WHAT IS BEING ASKED: Return all entries word for word, but drop any images.

━━━━━ DATA IN THIS EXERCISE

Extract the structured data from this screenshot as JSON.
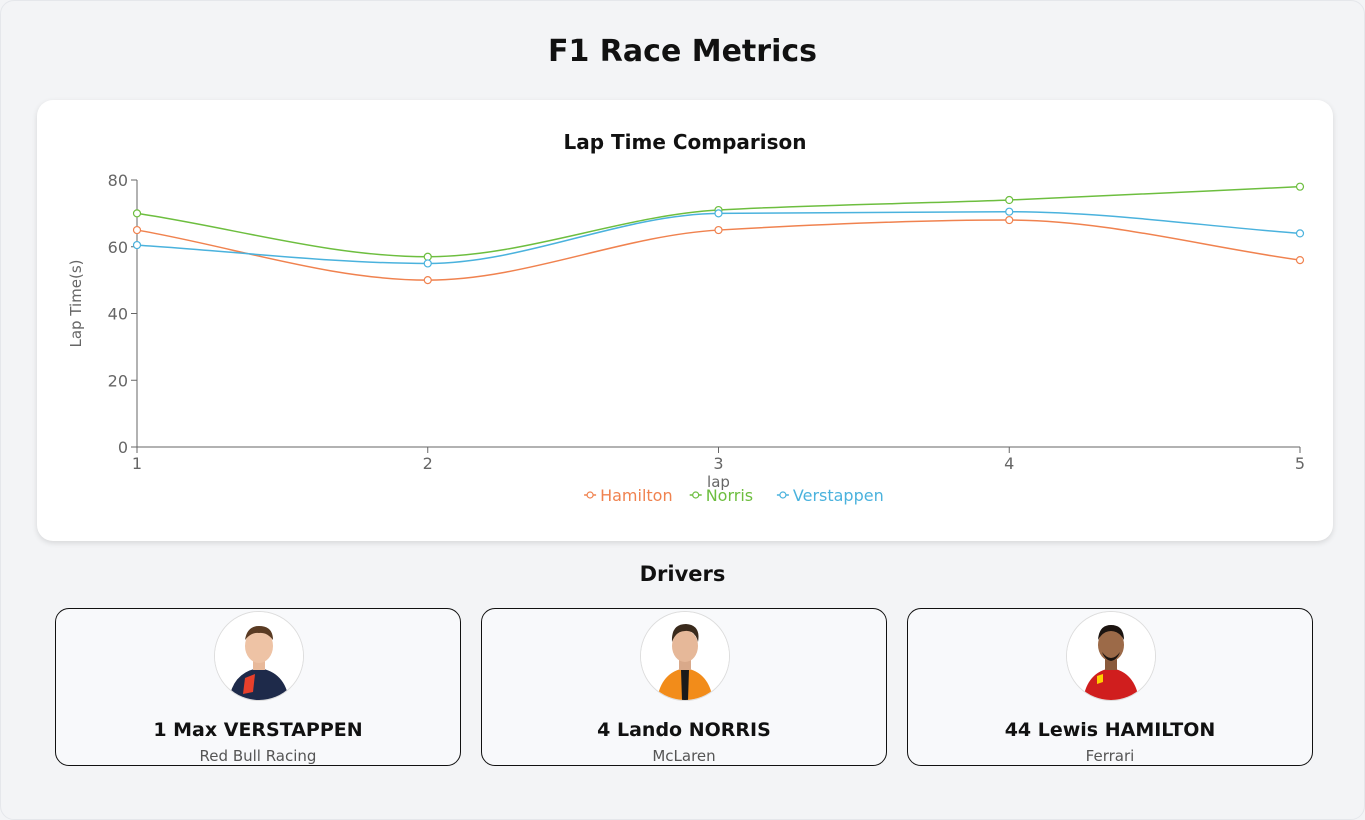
{
  "page": {
    "title": "F1 Race Metrics"
  },
  "chart": {
    "title": "Lap Time Comparison"
  },
  "chart_data": {
    "type": "line",
    "title": "Lap Time Comparison",
    "xlabel": "lap",
    "ylabel": "Lap Time(s)",
    "x": [
      1,
      2,
      3,
      4,
      5
    ],
    "ylim": [
      0,
      80
    ],
    "yticks": [
      0,
      20,
      40,
      60,
      80
    ],
    "grid": false,
    "legend": "bottom-center",
    "series": [
      {
        "name": "Hamilton",
        "color": "#f0824f",
        "values": [
          65,
          50,
          65,
          68,
          56
        ]
      },
      {
        "name": "Norris",
        "color": "#6dbe3f",
        "values": [
          70,
          57,
          71,
          74,
          78
        ]
      },
      {
        "name": "Verstappen",
        "color": "#4ab2dd",
        "values": [
          60.5,
          55,
          70,
          70.5,
          64
        ]
      }
    ]
  },
  "drivers": {
    "heading": "Drivers",
    "items": [
      {
        "name": "1 Max VERSTAPPEN",
        "team": "Red Bull Racing",
        "suit_color": "#1e2a4a",
        "accent": "#e8402b"
      },
      {
        "name": "4 Lando NORRIS",
        "team": "McLaren",
        "suit_color": "#f28c1a",
        "accent": "#1a1a1a"
      },
      {
        "name": "44 Lewis HAMILTON",
        "team": "Ferrari",
        "suit_color": "#d01e1e",
        "accent": "#ffd000"
      }
    ]
  }
}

━━━━━━━━━━

CORRECT RESULT:
Extract the structured data from this screenshot as JSON.
{
  "page": {
    "title": "F1 Race Metrics"
  },
  "chart": {
    "title": "Lap Time Comparison"
  },
  "chart_data": {
    "type": "line",
    "title": "Lap Time Comparison",
    "xlabel": "lap",
    "ylabel": "Lap Time(s)",
    "x": [
      1,
      2,
      3,
      4,
      5
    ],
    "ylim": [
      0,
      80
    ],
    "yticks": [
      0,
      20,
      40,
      60,
      80
    ],
    "grid": false,
    "legend": "bottom-center",
    "series": [
      {
        "name": "Hamilton",
        "color": "#f0824f",
        "values": [
          65,
          50,
          65,
          68,
          56
        ]
      },
      {
        "name": "Norris",
        "color": "#6dbe3f",
        "values": [
          70,
          57,
          71,
          74,
          78
        ]
      },
      {
        "name": "Verstappen",
        "color": "#4ab2dd",
        "values": [
          60.5,
          55,
          70,
          70.5,
          64
        ]
      }
    ]
  },
  "drivers": {
    "heading": "Drivers",
    "items": [
      {
        "name": "1 Max VERSTAPPEN",
        "team": "Red Bull Racing",
        "suit_color": "#1e2a4a",
        "accent": "#e8402b"
      },
      {
        "name": "4 Lando NORRIS",
        "team": "McLaren",
        "suit_color": "#f28c1a",
        "accent": "#1a1a1a"
      },
      {
        "name": "44 Lewis HAMILTON",
        "team": "Ferrari",
        "suit_color": "#d01e1e",
        "accent": "#ffd000"
      }
    ]
  }
}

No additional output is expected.